Text passage —
□ □ □
When hundreds of refugees squatted at the police precinct in Militini on Lesbos in September 2012, the Village of All Together organisation issued a request to the Town Hall for permission to use the summer camp buildings. The ‘village’ in Neapoli began to function with the help of volunteers. The clothing, the food, courses in Greek and English were offered by the residents and organisations active in the area. The village housed thousands of refugees – some for a couple of days, some for almost a year. “We do believe that no man is illegal. […] We attended trials against the citizens who offered refugees a lift to the cities, while the law requires them to cover large distances on foot.”
Owing to the pact between the European Union and Turkey and closing of the Balkan Trail, the situation in Greece, and especially on Lesbos, changed dramatically. Approximately 60,000 refugees found themselves in the atrocious conditions of transit camps.
The islands, a symbol of solidarity, became the place of lost illusions, but their residents passed the test of humanity, even if for the sake of simple gestures.
“A refugee was trying to feed a crying baby. One of the elderly women asked her, in Greek, to pass the baby to her. Judging by the woman’s body language and miming, the mother understood what she meant and handed the baby to her,” the photographer accounts. The elderly lady is feeding the baby tenderly, and the mother is standing beside her, smiling.
□ □ □
Task input —
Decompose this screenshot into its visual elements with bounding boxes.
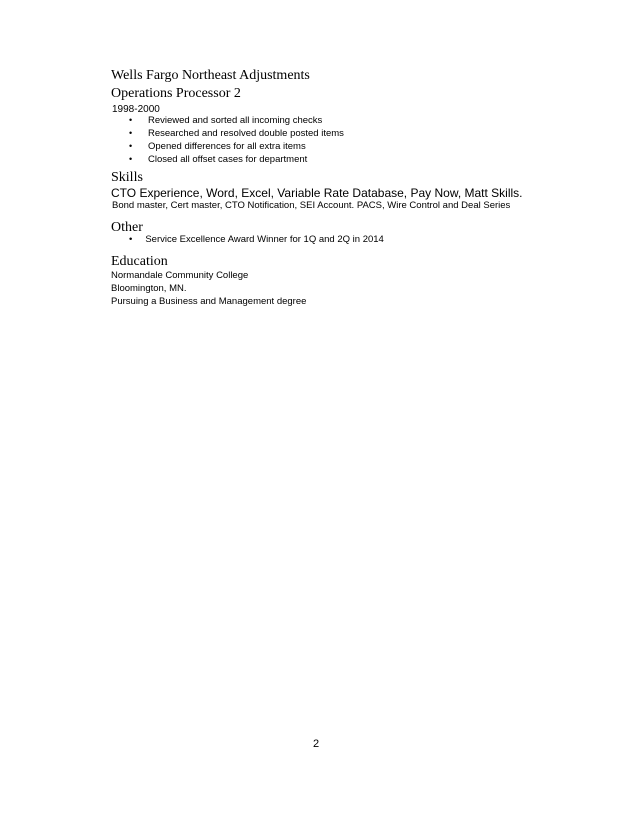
- job-title: Operations Processor 2: [111, 86, 241, 101]
- job-employer: Wells Fargo Northeast Adjustments: [111, 68, 310, 83]
- other-list-item: [129, 234, 384, 245]
- duty-text: Reviewed and sorted all incoming checks: [148, 115, 323, 126]
- bullet-icon: •: [129, 154, 133, 164]
- education-heading: Education: [111, 254, 168, 269]
- job-dates: 1998-2000: [112, 104, 160, 115]
- page-number: 2: [313, 738, 320, 750]
- list-item: [129, 127, 344, 140]
- bullet-icon: •: [129, 115, 133, 125]
- skills-heading: Skills: [111, 170, 143, 185]
- duty-text: Closed all offset cases for department: [148, 154, 308, 165]
- education-degree: Pursuing a Business and Management degree: [111, 296, 307, 307]
- duty-text: Researched and resolved double posted items: [148, 128, 344, 139]
- list-item: [129, 140, 344, 153]
- skills-secondary-line: Bond master, Cert master, CTO Notification, SEI Account. PACS, Wire Control and Deal Series: [112, 200, 511, 211]
- job-duties-list: [129, 114, 344, 166]
- education-location: Bloomington, MN.: [111, 283, 187, 294]
- bullet-icon: •: [129, 128, 133, 138]
- list-item: [129, 153, 344, 166]
- education-school: Normandale Community College: [111, 270, 249, 281]
- bullet-icon: •: [129, 141, 133, 151]
- skills-primary-line: CTO Experience, Word, Excel, Variable Rate Database, Pay Now, Matt Skills.: [111, 186, 523, 200]
- list-item: [129, 114, 344, 127]
- duty-text: Opened differences for all extra items: [148, 141, 306, 152]
- other-heading: Other: [111, 220, 143, 235]
- award-text: Service Excellence Award Winner for 1Q and 2Q in 2014: [145, 234, 384, 245]
- bullet-icon: •: [129, 234, 133, 245]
□ □ □
Tasks to complete —
A. Reproduce the part of the text about refugees on Lesbos that opens with the words containing "The islands, a" and closes with "beside her, smiling.".
B. Write out all the records again with "bullet-icon" replaced by "bullet-marker" wherever it appears, keeping everything else the same. Leave out the pictures.

Solutions to the problems —
A.
The islands, a symbol of solidarity, became the place of lost illusions, but their residents passed the test of humanity, even if for the sake of simple gestures.
“A refugee was trying to feed a crying baby. One of the elderly women asked her, in Greek, to pass the baby to her. Judging by the woman’s body language and miming, the mother understood what she meant and handed the baby to her,” the photographer accounts. The elderly lady is feeding the baby tenderly, and the mother is standing beside her, smiling.

B.
Decompose this screenshot into its visual elements with bounding boxes.
- job-title: Operations Processor 2: [111, 86, 241, 101]
- job-employer: Wells Fargo Northeast Adjustments: [111, 68, 310, 83]
- other-list-item: [129, 234, 384, 245]
- duty-text: Reviewed and sorted all incoming checks: [148, 115, 323, 126]
- bullet-marker: •: [129, 154, 133, 164]
- education-heading: Education: [111, 254, 168, 269]
- job-dates: 1998-2000: [112, 104, 160, 115]
- page-number: 2: [313, 738, 320, 750]
- list-item: [129, 127, 344, 140]
- bullet-marker: •: [129, 115, 133, 125]
- skills-heading: Skills: [111, 170, 143, 185]
- duty-text: Closed all offset cases for department: [148, 154, 308, 165]
- education-degree: Pursuing a Business and Management degree: [111, 296, 307, 307]
- duty-text: Researched and resolved double posted items: [148, 128, 344, 139]
- list-item: [129, 140, 344, 153]
- skills-secondary-line: Bond master, Cert master, CTO Notification, SEI Account. PACS, Wire Control and Deal Series: [112, 200, 511, 211]
- job-duties-list: [129, 114, 344, 166]
- education-location: Bloomington, MN.: [111, 283, 187, 294]
- bullet-marker: •: [129, 128, 133, 138]
- list-item: [129, 153, 344, 166]
- education-school: Normandale Community College: [111, 270, 249, 281]
- bullet-marker: •: [129, 141, 133, 151]
- skills-primary-line: CTO Experience, Word, Excel, Variable Rate Database, Pay Now, Matt Skills.: [111, 186, 523, 200]
- list-item: [129, 114, 344, 127]
- duty-text: Opened differences for all extra items: [148, 141, 306, 152]
- other-heading: Other: [111, 220, 143, 235]
- award-text: Service Excellence Award Winner for 1Q and 2Q in 2014: [145, 234, 384, 245]
- bullet-marker: •: [129, 234, 133, 245]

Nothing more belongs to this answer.